* _Metin_:
- Gündem
- 06.05.2025 01:02
İzmir’de yaptıkları restorasyon çalışmalarıyla tarihi dokulara yeniden hayat veren Restorasyon Uzmanı İnşaat Mühendisi Umart Mimarlık sahibi Mahir Kaplan ve ekibi, her projede İzmir’in siluetine yeni bir renk katıyor
KENAN YEŞİL - ÖZEL HABER
İzmir’de ve yurt içinde hayata geçirdikleri bir birinden önemli projeler ile restorasyon alanında prestijli işlere imza atan Restorasyon Uzmanı İnşaat Mühendisi Umart Mimarlık sahibi Mahir Kaplan, hayata geçirdikleri projeleri anlatı. Restoretör olduklarını ve sadece restorasyon işleri yaptıklarını belirten Kaplan, ekibinin de bu alanda uzman olduğunu söyledi. 2007 yılından beri İzmir ve Ege Bölgesi başta olmak üzere Türkiye’nin belli başlı yerlerinde çok prestijli projelerde yer aldıklarına dikkat çeken Mahir Kaplan, “Umart Mimarlık olarak ana dalımız uygulama. Biz uygulama ile tanındık, uygulama ile bu işe başladık. 5 yıldır da proje ve müşavirlik birimimizi de belli bir noktaya getirdik. Gelen talepler üzerine Umart Mimarlık müşavirlik birimini geliştirdik. Piyasaya ve müşterilerimize artık bu hizmeti de verebiliyoruz. Bölgede yaptığımız bir sürü (şu ana kadar yapmış olduğumuz anıtsal yapılardan tutun da) prestijli projemiz var” dedi.
RESTORASYON BİZİM YAŞAM ŞEKLİMİZ
Korumacılık esasıyla restorasyon yaptıklarını anlatan Kaplan, “Bizim ilkemiz korumacılık, vicdan, sevmek, sahip çıkmak. Biz var olduğumuz sürece bu ilkelerimiz devam ettirmek istiyoruz. Kendimizi eğitmeye, ekibimizi eğitmeye, yeni bir şeyler öğrenmeye, donanımlarımızı artırmaya devam ediyoruz. Hem insan yatırımımıza hem de teknolojik yatırımımıza devam ediyoruz. Bilgi ve becerilerimizi paylaşmak için her türlü sosyal projeye katkı koyma çalışıyoruz. Birçok üniversiteden gelen genç arkadaşlarımız var. Onlara hem ofisimizde hem sahada staj gibi benzeri konularda faydalandırmaya çalışıyoruz. Restorasyon bizim bir yaşam şeklimiz” diye konuştu.

* _Görev_:
Restorasyon haberine göre şu soruları yanıtlayınız:
1. Mahir Kaplan ve ekibi hangi yıldan beri prestijli projelerde yer almaktadır?
2. Kaplan'a göre Umart Mimarlık'ın ana dalı nedir?
3. Kaplan, ilkelerini hangi dört kavramla sıralamaktadır?

* _Veri kümesi öğeleri_:
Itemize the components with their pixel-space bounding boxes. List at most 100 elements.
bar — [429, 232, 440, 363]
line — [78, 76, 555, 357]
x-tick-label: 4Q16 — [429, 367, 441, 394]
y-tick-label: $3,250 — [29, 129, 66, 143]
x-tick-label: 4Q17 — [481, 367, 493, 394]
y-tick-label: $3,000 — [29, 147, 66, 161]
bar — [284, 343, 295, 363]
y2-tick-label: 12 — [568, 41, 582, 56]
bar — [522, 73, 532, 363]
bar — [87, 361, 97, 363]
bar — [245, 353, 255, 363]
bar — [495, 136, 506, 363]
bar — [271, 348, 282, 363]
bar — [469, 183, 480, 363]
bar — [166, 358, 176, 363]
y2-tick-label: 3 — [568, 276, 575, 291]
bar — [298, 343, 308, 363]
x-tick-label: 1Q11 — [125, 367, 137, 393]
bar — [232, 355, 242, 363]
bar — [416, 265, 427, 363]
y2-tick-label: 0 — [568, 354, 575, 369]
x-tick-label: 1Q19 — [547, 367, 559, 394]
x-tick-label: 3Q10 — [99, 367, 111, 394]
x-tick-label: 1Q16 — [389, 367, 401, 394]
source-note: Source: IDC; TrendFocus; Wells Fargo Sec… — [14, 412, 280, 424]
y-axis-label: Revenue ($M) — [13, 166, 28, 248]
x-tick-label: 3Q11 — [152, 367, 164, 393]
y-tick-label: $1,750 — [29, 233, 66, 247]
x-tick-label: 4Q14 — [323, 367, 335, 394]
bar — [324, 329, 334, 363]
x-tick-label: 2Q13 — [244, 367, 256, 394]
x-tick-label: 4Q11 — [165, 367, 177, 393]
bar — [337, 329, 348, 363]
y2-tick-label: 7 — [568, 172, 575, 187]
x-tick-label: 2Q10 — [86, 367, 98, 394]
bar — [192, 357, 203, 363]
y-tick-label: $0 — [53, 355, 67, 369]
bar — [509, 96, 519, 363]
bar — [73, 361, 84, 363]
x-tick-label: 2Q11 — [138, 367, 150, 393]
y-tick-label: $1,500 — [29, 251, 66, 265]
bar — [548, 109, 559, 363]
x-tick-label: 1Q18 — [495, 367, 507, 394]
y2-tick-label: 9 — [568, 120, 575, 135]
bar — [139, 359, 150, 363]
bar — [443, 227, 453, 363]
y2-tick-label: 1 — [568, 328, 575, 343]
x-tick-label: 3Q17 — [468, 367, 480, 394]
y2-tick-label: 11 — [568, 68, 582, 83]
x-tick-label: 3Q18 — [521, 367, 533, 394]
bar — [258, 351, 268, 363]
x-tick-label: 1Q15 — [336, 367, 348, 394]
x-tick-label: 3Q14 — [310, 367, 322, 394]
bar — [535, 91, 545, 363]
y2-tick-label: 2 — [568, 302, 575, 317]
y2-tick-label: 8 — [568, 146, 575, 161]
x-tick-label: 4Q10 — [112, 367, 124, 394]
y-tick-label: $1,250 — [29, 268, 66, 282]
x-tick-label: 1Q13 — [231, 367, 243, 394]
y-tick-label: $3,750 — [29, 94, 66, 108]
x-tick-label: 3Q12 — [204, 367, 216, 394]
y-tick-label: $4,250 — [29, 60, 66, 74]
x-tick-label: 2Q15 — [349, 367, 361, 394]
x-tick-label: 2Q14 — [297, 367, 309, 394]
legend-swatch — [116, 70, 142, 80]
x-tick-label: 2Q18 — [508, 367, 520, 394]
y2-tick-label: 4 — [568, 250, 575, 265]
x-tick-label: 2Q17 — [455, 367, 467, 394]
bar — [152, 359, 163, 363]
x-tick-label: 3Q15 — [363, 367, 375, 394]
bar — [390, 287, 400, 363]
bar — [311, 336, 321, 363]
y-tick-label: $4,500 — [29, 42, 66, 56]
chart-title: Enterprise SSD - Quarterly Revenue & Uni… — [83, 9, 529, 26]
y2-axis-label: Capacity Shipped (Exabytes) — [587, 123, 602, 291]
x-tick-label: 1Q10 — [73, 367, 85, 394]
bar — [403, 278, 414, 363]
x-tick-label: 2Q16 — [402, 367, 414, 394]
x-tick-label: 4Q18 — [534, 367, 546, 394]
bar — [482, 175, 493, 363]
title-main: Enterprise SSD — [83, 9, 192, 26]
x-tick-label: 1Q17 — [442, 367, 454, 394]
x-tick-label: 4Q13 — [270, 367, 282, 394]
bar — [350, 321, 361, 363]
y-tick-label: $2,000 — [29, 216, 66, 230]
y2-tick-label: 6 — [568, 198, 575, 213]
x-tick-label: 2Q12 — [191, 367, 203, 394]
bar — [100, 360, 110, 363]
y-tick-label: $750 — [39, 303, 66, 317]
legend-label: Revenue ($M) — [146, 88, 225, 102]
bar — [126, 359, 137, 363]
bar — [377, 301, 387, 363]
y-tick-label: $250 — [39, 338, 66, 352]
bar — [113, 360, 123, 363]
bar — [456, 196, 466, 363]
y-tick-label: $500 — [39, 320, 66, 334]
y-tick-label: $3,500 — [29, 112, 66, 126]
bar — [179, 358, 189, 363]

* _Doğru Yanıt_:
1. 2007 yılından beri.
2. Uygulama.
3. Korumacılık, vicdan, sevmek ve sahip çıkmak.